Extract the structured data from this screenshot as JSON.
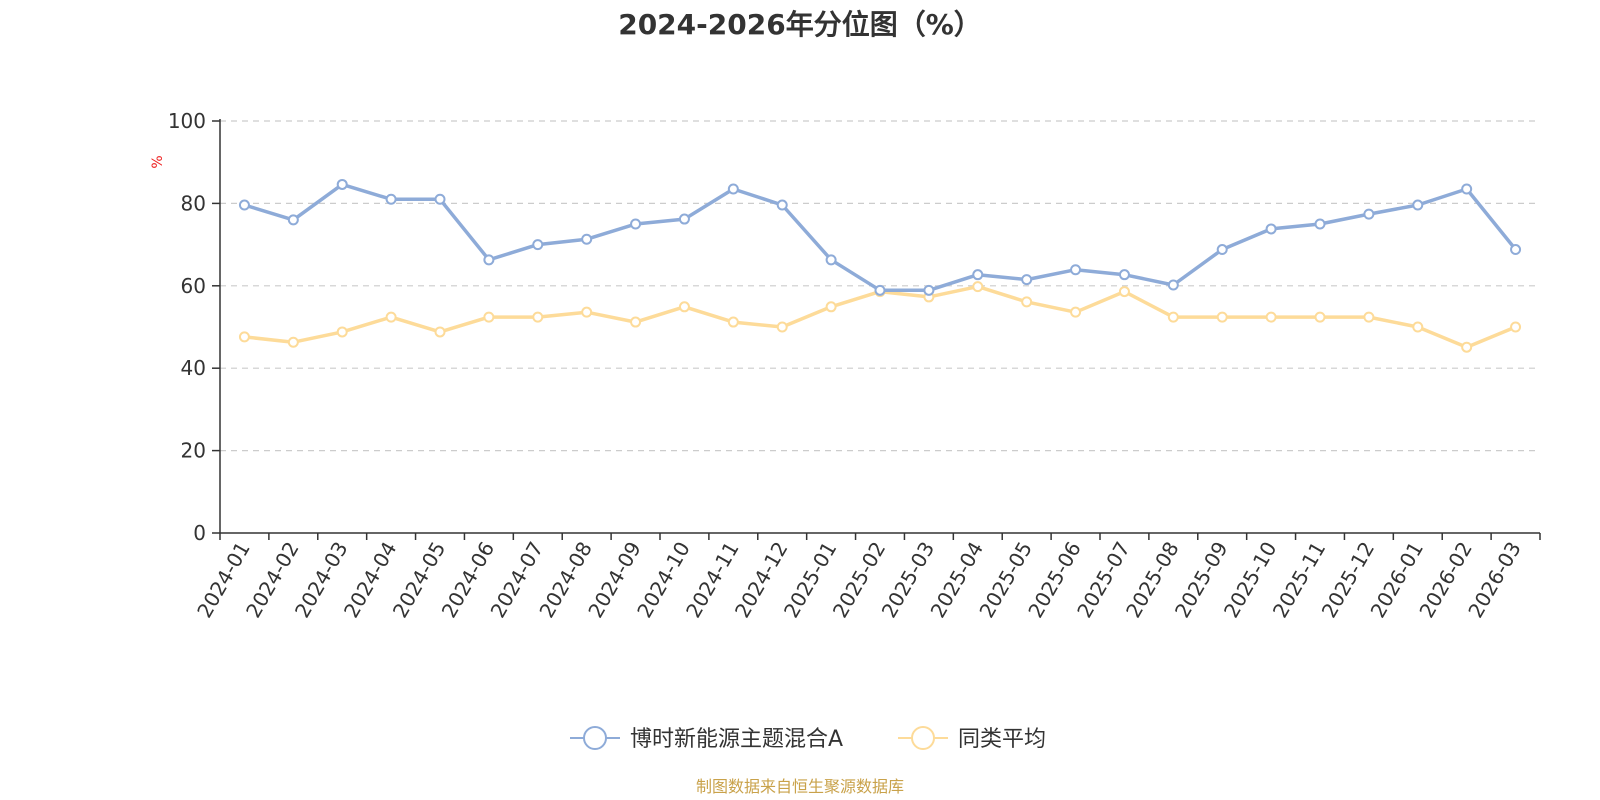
{
  "chart_data": {
    "type": "line",
    "title": "2024-2026年分位图（%）",
    "ylabel": "%",
    "xlabel": "",
    "ylim": [
      0,
      100
    ],
    "yticks": [
      0,
      20,
      40,
      60,
      80,
      100
    ],
    "grid": true,
    "legend_position": "bottom",
    "categories": [
      "2024-01",
      "2024-02",
      "2024-03",
      "2024-04",
      "2024-05",
      "2024-06",
      "2024-07",
      "2024-08",
      "2024-09",
      "2024-10",
      "2024-11",
      "2024-12",
      "2025-01",
      "2025-02",
      "2025-03",
      "2025-04",
      "2025-05",
      "2025-06",
      "2025-07",
      "2025-08",
      "2025-09",
      "2025-10",
      "2025-11",
      "2025-12",
      "2026-01",
      "2026-02",
      "2026-03"
    ],
    "series": [
      {
        "name": "博时新能源主题混合A",
        "color": "#8eabd8",
        "values": [
          79.6,
          76.0,
          84.6,
          81.0,
          81.0,
          66.3,
          70.0,
          71.3,
          75.0,
          76.2,
          83.5,
          79.6,
          66.3,
          58.9,
          58.9,
          62.7,
          61.5,
          63.9,
          62.7,
          60.2,
          68.8,
          73.8,
          75.0,
          77.4,
          79.6,
          83.5,
          68.8
        ]
      },
      {
        "name": "同类平均",
        "color": "#fddb99",
        "values": [
          47.6,
          46.3,
          48.8,
          52.4,
          48.8,
          52.4,
          52.4,
          53.6,
          51.2,
          54.9,
          51.2,
          50.0,
          54.9,
          58.6,
          57.3,
          59.8,
          56.1,
          53.6,
          58.6,
          52.4,
          52.4,
          52.4,
          52.4,
          52.4,
          50.0,
          45.1,
          50.0
        ]
      }
    ],
    "source": "制图数据来自恒生聚源数据库",
    "source_color": "#c9a24a",
    "unit_color": "#ee2222",
    "axis_color": "#333333",
    "grid_color": "#cccccc"
  }
}
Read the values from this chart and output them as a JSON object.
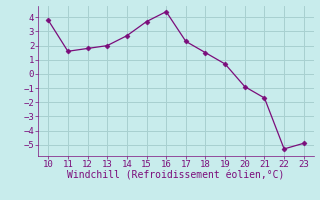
{
  "x": [
    10,
    11,
    12,
    13,
    14,
    15,
    16,
    17,
    18,
    19,
    20,
    21,
    22,
    23
  ],
  "y": [
    3.8,
    1.6,
    1.8,
    2.0,
    2.7,
    3.7,
    4.4,
    2.3,
    1.5,
    0.7,
    -0.9,
    -1.7,
    -5.3,
    -4.9
  ],
  "line_color": "#7b0d7b",
  "marker_color": "#7b0d7b",
  "bg_color": "#c8ecec",
  "plot_bg_color": "#c8ecec",
  "grid_color": "#a8d0d0",
  "xlabel": "Windchill (Refroidissement éolien,°C)",
  "xlabel_color": "#7b0d7b",
  "tick_color": "#7b0d7b",
  "spine_color": "#7b0d7b",
  "xlim": [
    9.5,
    23.5
  ],
  "ylim": [
    -5.8,
    4.8
  ],
  "yticks": [
    -5,
    -4,
    -3,
    -2,
    -1,
    0,
    1,
    2,
    3,
    4
  ],
  "xticks": [
    10,
    11,
    12,
    13,
    14,
    15,
    16,
    17,
    18,
    19,
    20,
    21,
    22,
    23
  ],
  "tick_fontsize": 6.5,
  "xlabel_fontsize": 7.0
}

» Exercise: Print all of the entries word for word. Omit the pictures they contain.

» Task solution:
Extract the structured data from this screenshot as JSON.
{
  "chart_data": {
    "type": "line",
    "title": "2024-2026年分位图（%）",
    "ylabel": "%",
    "xlabel": "",
    "ylim": [
      0,
      100
    ],
    "yticks": [
      0,
      20,
      40,
      60,
      80,
      100
    ],
    "grid": true,
    "legend_position": "bottom",
    "categories": [
      "2024-01",
      "2024-02",
      "2024-03",
      "2024-04",
      "2024-05",
      "2024-06",
      "2024-07",
      "2024-08",
      "2024-09",
      "2024-10",
      "2024-11",
      "2024-12",
      "2025-01",
      "2025-02",
      "2025-03",
      "2025-04",
      "2025-05",
      "2025-06",
      "2025-07",
      "2025-08",
      "2025-09",
      "2025-10",
      "2025-11",
      "2025-12",
      "2026-01",
      "2026-02",
      "2026-03"
    ],
    "series": [
      {
        "name": "博时新能源主题混合A",
        "color": "#8eabd8",
        "values": [
          79.6,
          76.0,
          84.6,
          81.0,
          81.0,
          66.3,
          70.0,
          71.3,
          75.0,
          76.2,
          83.5,
          79.6,
          66.3,
          58.9,
          58.9,
          62.7,
          61.5,
          63.9,
          62.7,
          60.2,
          68.8,
          73.8,
          75.0,
          77.4,
          79.6,
          83.5,
          68.8
        ]
      },
      {
        "name": "同类平均",
        "color": "#fddb99",
        "values": [
          47.6,
          46.3,
          48.8,
          52.4,
          48.8,
          52.4,
          52.4,
          53.6,
          51.2,
          54.9,
          51.2,
          50.0,
          54.9,
          58.6,
          57.3,
          59.8,
          56.1,
          53.6,
          58.6,
          52.4,
          52.4,
          52.4,
          52.4,
          52.4,
          50.0,
          45.1,
          50.0
        ]
      }
    ],
    "source": "制图数据来自恒生聚源数据库",
    "source_color": "#c9a24a",
    "unit_color": "#ee2222",
    "axis_color": "#333333",
    "grid_color": "#cccccc"
  }
}
Read the values from this chart and output them as a JSON object.
{
  "x": [
    10,
    11,
    12,
    13,
    14,
    15,
    16,
    17,
    18,
    19,
    20,
    21,
    22,
    23
  ],
  "y": [
    3.8,
    1.6,
    1.8,
    2.0,
    2.7,
    3.7,
    4.4,
    2.3,
    1.5,
    0.7,
    -0.9,
    -1.7,
    -5.3,
    -4.9
  ],
  "line_color": "#7b0d7b",
  "marker_color": "#7b0d7b",
  "bg_color": "#c8ecec",
  "plot_bg_color": "#c8ecec",
  "grid_color": "#a8d0d0",
  "xlabel": "Windchill (Refroidissement éolien,°C)",
  "xlabel_color": "#7b0d7b",
  "tick_color": "#7b0d7b",
  "spine_color": "#7b0d7b",
  "xlim": [
    9.5,
    23.5
  ],
  "ylim": [
    -5.8,
    4.8
  ],
  "yticks": [
    -5,
    -4,
    -3,
    -2,
    -1,
    0,
    1,
    2,
    3,
    4
  ],
  "xticks": [
    10,
    11,
    12,
    13,
    14,
    15,
    16,
    17,
    18,
    19,
    20,
    21,
    22,
    23
  ],
  "tick_fontsize": 6.5,
  "xlabel_fontsize": 7.0
}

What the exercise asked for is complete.